---------- LISTED RECORDS
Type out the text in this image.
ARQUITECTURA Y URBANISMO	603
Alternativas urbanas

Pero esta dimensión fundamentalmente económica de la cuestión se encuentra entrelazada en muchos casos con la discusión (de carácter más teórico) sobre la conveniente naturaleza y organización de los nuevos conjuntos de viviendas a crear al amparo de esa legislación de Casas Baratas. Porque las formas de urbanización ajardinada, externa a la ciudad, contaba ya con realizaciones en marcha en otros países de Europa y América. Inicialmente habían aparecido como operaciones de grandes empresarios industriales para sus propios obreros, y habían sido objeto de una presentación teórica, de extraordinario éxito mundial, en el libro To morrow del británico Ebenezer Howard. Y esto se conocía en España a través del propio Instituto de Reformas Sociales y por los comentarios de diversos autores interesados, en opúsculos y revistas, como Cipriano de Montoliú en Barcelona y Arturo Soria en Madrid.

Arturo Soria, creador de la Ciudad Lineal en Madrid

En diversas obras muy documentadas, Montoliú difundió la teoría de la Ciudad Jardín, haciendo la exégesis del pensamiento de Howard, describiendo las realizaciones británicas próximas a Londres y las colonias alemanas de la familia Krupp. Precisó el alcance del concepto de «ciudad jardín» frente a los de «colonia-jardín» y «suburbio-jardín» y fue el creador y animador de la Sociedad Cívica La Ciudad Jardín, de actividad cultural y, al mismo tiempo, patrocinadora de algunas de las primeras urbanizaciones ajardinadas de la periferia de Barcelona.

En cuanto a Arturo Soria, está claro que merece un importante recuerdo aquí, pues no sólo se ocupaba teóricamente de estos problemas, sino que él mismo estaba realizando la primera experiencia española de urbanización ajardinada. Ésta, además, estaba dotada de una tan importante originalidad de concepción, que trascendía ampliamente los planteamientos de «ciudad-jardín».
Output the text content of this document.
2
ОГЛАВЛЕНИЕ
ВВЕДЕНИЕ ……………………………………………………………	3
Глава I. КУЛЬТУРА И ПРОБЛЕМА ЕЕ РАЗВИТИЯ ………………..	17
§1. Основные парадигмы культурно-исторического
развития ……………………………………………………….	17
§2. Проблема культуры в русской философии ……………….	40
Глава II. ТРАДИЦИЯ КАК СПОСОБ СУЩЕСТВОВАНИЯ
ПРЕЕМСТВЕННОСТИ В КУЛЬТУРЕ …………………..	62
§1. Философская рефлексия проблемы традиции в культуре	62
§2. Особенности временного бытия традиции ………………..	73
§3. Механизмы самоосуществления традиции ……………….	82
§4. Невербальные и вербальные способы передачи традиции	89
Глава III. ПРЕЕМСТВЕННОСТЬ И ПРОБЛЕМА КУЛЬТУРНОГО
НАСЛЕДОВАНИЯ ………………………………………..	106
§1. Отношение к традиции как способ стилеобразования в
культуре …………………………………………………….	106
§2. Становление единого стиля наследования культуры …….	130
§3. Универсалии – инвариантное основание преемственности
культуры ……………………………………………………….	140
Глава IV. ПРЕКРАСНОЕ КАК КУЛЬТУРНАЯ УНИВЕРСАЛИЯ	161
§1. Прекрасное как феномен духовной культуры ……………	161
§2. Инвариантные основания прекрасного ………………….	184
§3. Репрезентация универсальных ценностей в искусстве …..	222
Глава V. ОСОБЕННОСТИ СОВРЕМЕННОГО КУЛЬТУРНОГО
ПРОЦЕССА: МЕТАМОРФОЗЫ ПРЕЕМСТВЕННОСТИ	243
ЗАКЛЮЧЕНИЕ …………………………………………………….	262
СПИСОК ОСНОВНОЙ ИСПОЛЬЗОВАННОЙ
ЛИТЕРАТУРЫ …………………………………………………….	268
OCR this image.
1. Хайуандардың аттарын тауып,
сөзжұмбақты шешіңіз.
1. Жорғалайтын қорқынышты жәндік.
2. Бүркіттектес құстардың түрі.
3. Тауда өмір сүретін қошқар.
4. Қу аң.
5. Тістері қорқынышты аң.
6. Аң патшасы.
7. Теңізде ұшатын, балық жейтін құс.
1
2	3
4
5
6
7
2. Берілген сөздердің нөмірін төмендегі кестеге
--------------------
## [TASK STATEMENT]
Each line from the one containing "Output the text content of this document." to the final line of the entries above must be returned exactly, and no other line may appear.

## [RESULT FOR THIS TASK]
Output the text content of this document.
2
ОГЛАВЛЕНИЕ
ВВЕДЕНИЕ ……………………………………………………………	3
Глава I. КУЛЬТУРА И ПРОБЛЕМА ЕЕ РАЗВИТИЯ ………………..	17
§1. Основные парадигмы культурно-исторического
развития ……………………………………………………….	17
§2. Проблема культуры в русской философии ……………….	40
Глава II. ТРАДИЦИЯ КАК СПОСОБ СУЩЕСТВОВАНИЯ
ПРЕЕМСТВЕННОСТИ В КУЛЬТУРЕ …………………..	62
§1. Философская рефлексия проблемы традиции в культуре	62
§2. Особенности временного бытия традиции ………………..	73
§3. Механизмы самоосуществления традиции ……………….	82
§4. Невербальные и вербальные способы передачи традиции	89
Глава III. ПРЕЕМСТВЕННОСТЬ И ПРОБЛЕМА КУЛЬТУРНОГО
НАСЛЕДОВАНИЯ ………………………………………..	106
§1. Отношение к традиции как способ стилеобразования в
культуре …………………………………………………….	106
§2. Становление единого стиля наследования культуры …….	130
§3. Универсалии – инвариантное основание преемственности
культуры ……………………………………………………….	140
Глава IV. ПРЕКРАСНОЕ КАК КУЛЬТУРНАЯ УНИВЕРСАЛИЯ	161
§1. Прекрасное как феномен духовной культуры ……………	161
§2. Инвариантные основания прекрасного ………………….	184
§3. Репрезентация универсальных ценностей в искусстве …..	222
Глава V. ОСОБЕННОСТИ СОВРЕМЕННОГО КУЛЬТУРНОГО
ПРОЦЕССА: МЕТАМОРФОЗЫ ПРЕЕМСТВЕННОСТИ	243
ЗАКЛЮЧЕНИЕ …………………………………………………….	262
СПИСОК ОСНОВНОЙ ИСПОЛЬЗОВАННОЙ
ЛИТЕРАТУРЫ …………………………………………………….	268
OCR this image.
1. Хайуандардың аттарын тауып,
сөзжұмбақты шешіңіз.
1. Жорғалайтын қорқынышты жәндік.
2. Бүркіттектес құстардың түрі.
3. Тауда өмір сүретін қошқар.
4. Қу аң.
5. Тістері қорқынышты аң.
6. Аң патшасы.
7. Теңізде ұшатын, балық жейтін құс.
1
2	3
4
5
6
7
2. Берілген сөздердің нөмірін төмендегі кестеге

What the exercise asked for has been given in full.